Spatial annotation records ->
▶
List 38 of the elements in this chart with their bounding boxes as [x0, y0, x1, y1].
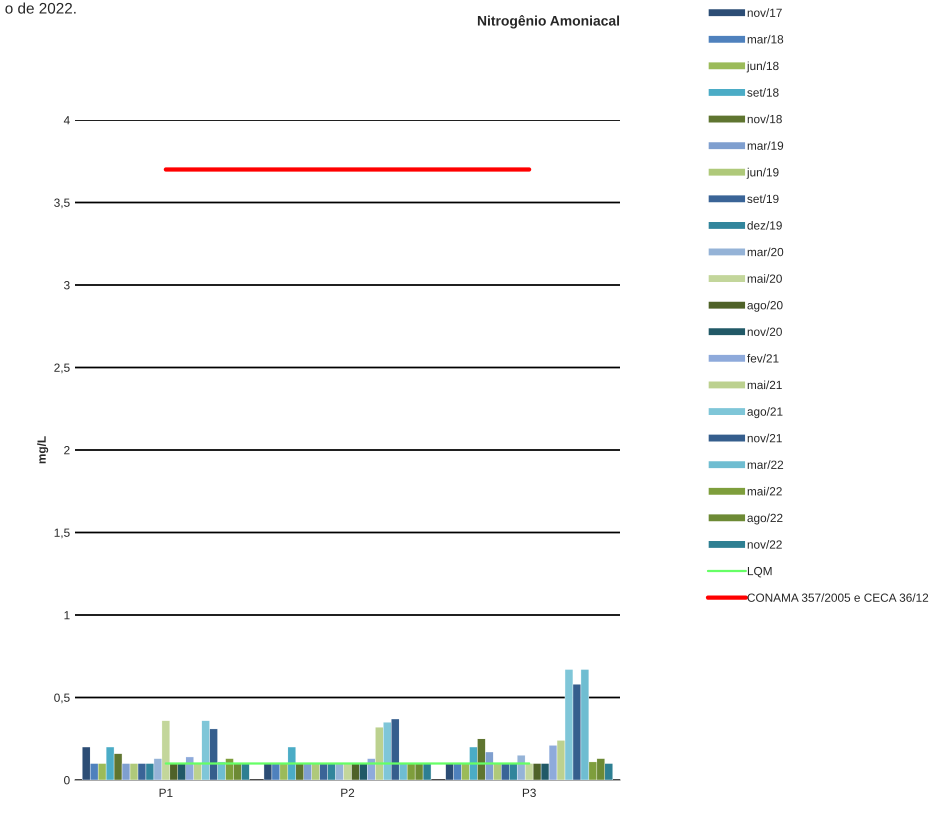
- legend-label: nov/22: [748, 540, 782, 549]
- legend-label: LQM: [748, 566, 772, 578]
- legend-label: nov/18: [748, 114, 782, 124]
- legend-label: ago/22: [747, 513, 782, 524]
- legend-label: jun/19: [746, 168, 779, 179]
- x-tick-label: P3: [522, 788, 536, 798]
- legend-label: mar/19: [748, 141, 784, 150]
- y-tick-label: 2: [64, 446, 70, 454]
- y-axis-title: mg/L: [37, 436, 48, 464]
- legend-label: fev/21: [747, 354, 779, 363]
- y-tick-label: 0,5: [54, 694, 70, 704]
- y-tick-label: 3,5: [54, 198, 70, 208]
- y-tick-label: 4: [64, 116, 70, 124]
- chart-title: Nitrogênio Amoniacal: [478, 15, 620, 28]
- legend-label: ago/20: [747, 300, 783, 312]
- x-tick-label: P1: [160, 788, 172, 797]
- legend-label: set/18: [747, 88, 779, 97]
- y-tick-label: 0: [64, 776, 70, 784]
- legend-label: dez/19: [747, 220, 782, 230]
- legend-label: CONAMA 357/2005 e CECA 36/12: [748, 593, 928, 602]
- legend-label: set/19: [747, 194, 779, 204]
- legend-label: nov/21: [748, 434, 782, 442]
- y-tick-label: 2,5: [54, 364, 70, 374]
- legend-label: mai/21: [748, 380, 782, 390]
- y-tick-label: 3: [64, 281, 70, 290]
- legend-label: ago/21: [747, 407, 782, 418]
- x-tick-label: P2: [341, 788, 354, 797]
- legend-label: nov/20: [748, 327, 782, 336]
- legend-label: mai/22: [748, 486, 782, 496]
- legend-label: mai/20: [748, 274, 782, 283]
- y-tick-label: 1,5: [54, 528, 70, 538]
- text: o de 2022.: [5, 2, 76, 14]
- legend-label: mar/22: [748, 460, 784, 469]
- legend-label: jun/18: [746, 61, 779, 72]
- legend-label: mar/18: [748, 34, 784, 44]
- legend-label: nov/17: [748, 8, 782, 17]
- y-tick-label: 1: [64, 611, 70, 620]
- legend-label: mar/20: [748, 248, 784, 256]
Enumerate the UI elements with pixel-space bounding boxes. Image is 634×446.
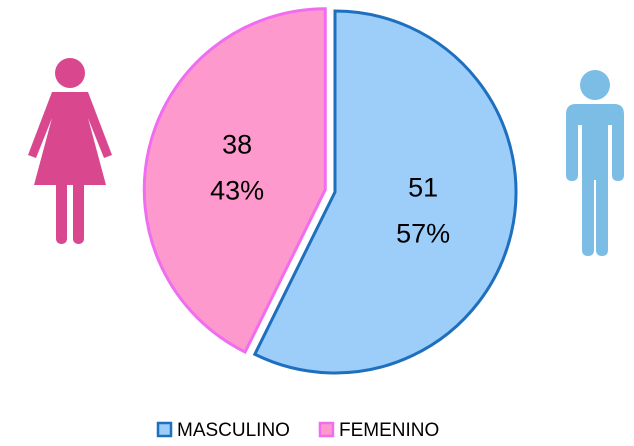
- percent-label: 57%: [396, 219, 450, 249]
- pie-slice: [142, 7, 327, 355]
- legend-swatch: [318, 421, 335, 438]
- female-icon: [28, 58, 112, 244]
- male-icon: [566, 70, 624, 256]
- pie-slice: [252, 9, 518, 375]
- legend-swatch: [156, 421, 173, 438]
- legend-label: FEMENINO: [339, 420, 439, 441]
- value-label: 51: [408, 173, 438, 203]
- value-label: 38: [222, 129, 252, 159]
- legend-label: MASCULINO: [177, 420, 290, 441]
- percent-label: 43%: [210, 175, 264, 205]
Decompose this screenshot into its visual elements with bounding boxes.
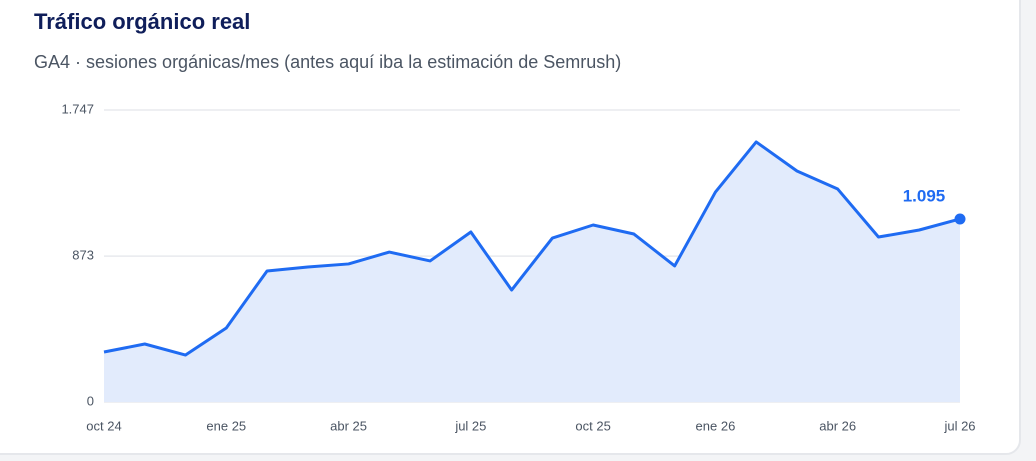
x-tick-label: abr 25 xyxy=(330,418,367,433)
value-label: 1.095 xyxy=(903,186,946,205)
x-tick-label: oct 24 xyxy=(86,418,121,433)
x-tick-label: ene 25 xyxy=(206,418,246,433)
y-tick-label: 873 xyxy=(72,248,94,263)
y-tick-label: 0 xyxy=(87,393,94,408)
x-tick-label: abr 26 xyxy=(819,418,856,433)
chart-subtitle: GA4 · sesiones orgánicas/mes (antes aquí… xyxy=(34,52,621,72)
x-tick-label: jul 25 xyxy=(454,418,486,433)
chart-title: Tráfico orgánico real xyxy=(34,9,250,34)
line xyxy=(103,140,961,357)
point xyxy=(954,213,966,225)
x-tick-label: oct 25 xyxy=(575,418,610,433)
x-tick-label: jul 26 xyxy=(943,418,975,433)
y-tick-label: 1.747 xyxy=(61,101,94,116)
x-tick-label: ene 26 xyxy=(696,418,736,433)
area xyxy=(104,141,960,402)
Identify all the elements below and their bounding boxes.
◀
Exercise ->
Output every line of the entries above as a Markdown table with the columns Row and Line, numbering the rows in order and skipping blank lines. Leave the pictures out.

Response ->
| Row | Line |
|---|---|
| 1 | List 38 of the elements in this chart with their bounding boxes as [x0, y0, x1, y1]. |
| 2 | - legend-label: nov/22: [748, 540, 782, 549] |
| 3 | - legend-label: LQM: [748, 566, 772, 578] |
| 4 | - legend-label: nov/18: [748, 114, 782, 124] |
| 5 | - legend-label: ago/22: [747, 513, 782, 524] |
| 6 | - legend-label: jun/19: [746, 168, 779, 179] |
| 7 | - x-tick-label: P3: [522, 788, 536, 798] |
| 8 | - legend-label: mar/19: [748, 141, 784, 150] |
| 9 | - y-tick-label: 2: [64, 446, 70, 454] |
| 10 | - y-axis-title: mg/L: [37, 436, 48, 464] |
| 11 | - legend-label: fev/21: [747, 354, 779, 363] |
| 12 | - y-tick-label: 0,5: [54, 694, 70, 704] |
| 13 | - y-tick-label: 3,5: [54, 198, 70, 208] |
| 14 | - y-tick-label: 4: [64, 116, 70, 124] |
| 15 | - chart-title: Nitrogênio Amoniacal: [478, 15, 620, 28] |
| 16 | - legend-label: ago/20: [747, 300, 783, 312] |
| 17 | - x-tick-label: P1: [160, 788, 172, 797] |
| 18 | - legend-label: set/18: [747, 88, 779, 97] |
| 19 | - y-tick-label: 0: [64, 776, 70, 784] |
| 20 | - legend-label: dez/19: [747, 220, 782, 230] |
| 21 | - legend-label: CONAMA 357/2005 e CECA 36/12: [748, 593, 928, 602] |
| 22 | - legend-label: set/19: [747, 194, 779, 204] |
| 23 | - legend-label: nov/21: [748, 434, 782, 442] |
| 24 | - y-tick-label: 2,5: [54, 364, 70, 374] |
| 25 | - legend-label: mai/21: [748, 380, 782, 390] |
| 26 | - y-tick-label: 3: [64, 281, 70, 290] |
| 27 | - legend-label: ago/21: [747, 407, 782, 418] |
| 28 | - x-tick-label: P2: [341, 788, 354, 797] |
| 29 | - legend-label: nov/20: [748, 327, 782, 336] |
| 30 | - legend-label: mai/22: [748, 486, 782, 496] |
| 31 | - legend-label: mai/20: [748, 274, 782, 283] |
| 32 | - y-tick-label: 1,5: [54, 528, 70, 538] |
| 33 | - text: o de 2022.: [5, 2, 76, 14] |
| 34 | - legend-label: mar/22: [748, 460, 784, 469] |
| 35 | - legend-label: jun/18: [746, 61, 779, 72] |
| 36 | - legend-label: mar/18: [748, 34, 784, 44] |
| 37 | - legend-label: nov/17: [748, 8, 782, 17] |
| 38 | - y-tick-label: 1: [64, 611, 70, 620] |
| 39 | - legend-label: mar/20: [748, 248, 784, 256] |
| 40 | Enumerate the UI elements with pixel-space bounding boxes. Image is 634×446. |
| 41 | - percent-label: 57%: [396, 219, 450, 249] |
| 42 | - pie-slice: [142, 7, 327, 355] |
| 43 | - legend-swatch: [318, 421, 335, 438] |
| 44 | - female-icon: [28, 58, 112, 244] |
| 45 | - male-icon: [566, 70, 624, 256] |
| 46 | - pie-slice: [252, 9, 518, 375] |
| 47 | - legend-swatch: [156, 421, 173, 438] |
| 48 | - legend-label: FEMENINO: [339, 420, 439, 441] |
| 49 | - value-label: 51: [408, 173, 438, 203] |
| 50 | - value-label: 38: [222, 129, 252, 159] |
| 51 | - legend-label: MASCULINO: [177, 420, 290, 441] |
| 52 | - percent-label: 43%: [210, 175, 264, 205] |
| 53 | Decompose this screenshot into its visual elements with bounding boxes. |
| 54 | x-tick-label: abr 25 xyxy=(330,418,367,433) |
| 55 | value-label: 1.095 xyxy=(903,186,946,205) |
| 56 | x-tick-label: oct 24 xyxy=(86,418,121,433) |
| 57 | x-tick-label: ene 25 xyxy=(206,418,246,433) |
| 58 | y-tick-label: 873 xyxy=(72,248,94,263) |
| 59 | y-tick-label: 0 xyxy=(87,393,94,408) |
| 60 | x-tick-label: abr 26 xyxy=(819,418,856,433) |
| 61 | chart-subtitle: GA4 · sesiones orgánicas/mes (antes aquí… xyxy=(34,52,621,72) |
| 62 | x-tick-label: jul 25 xyxy=(454,418,486,433) |
| 63 | chart-title: Tráfico orgánico real xyxy=(34,9,250,34) |
| 64 | line xyxy=(103,140,961,357) |
| 65 | point xyxy=(954,213,966,225) |
| 66 | x-tick-label: oct 25 xyxy=(575,418,610,433) |
| 67 | x-tick-label: jul 26 xyxy=(943,418,975,433) |
| 68 | y-tick-label: 1.747 xyxy=(61,101,94,116) |
| 69 | x-tick-label: ene 26 xyxy=(696,418,736,433) |
| 70 | area xyxy=(104,141,960,402) |
| 71 | Identify all the elements below and their bounding boxes. |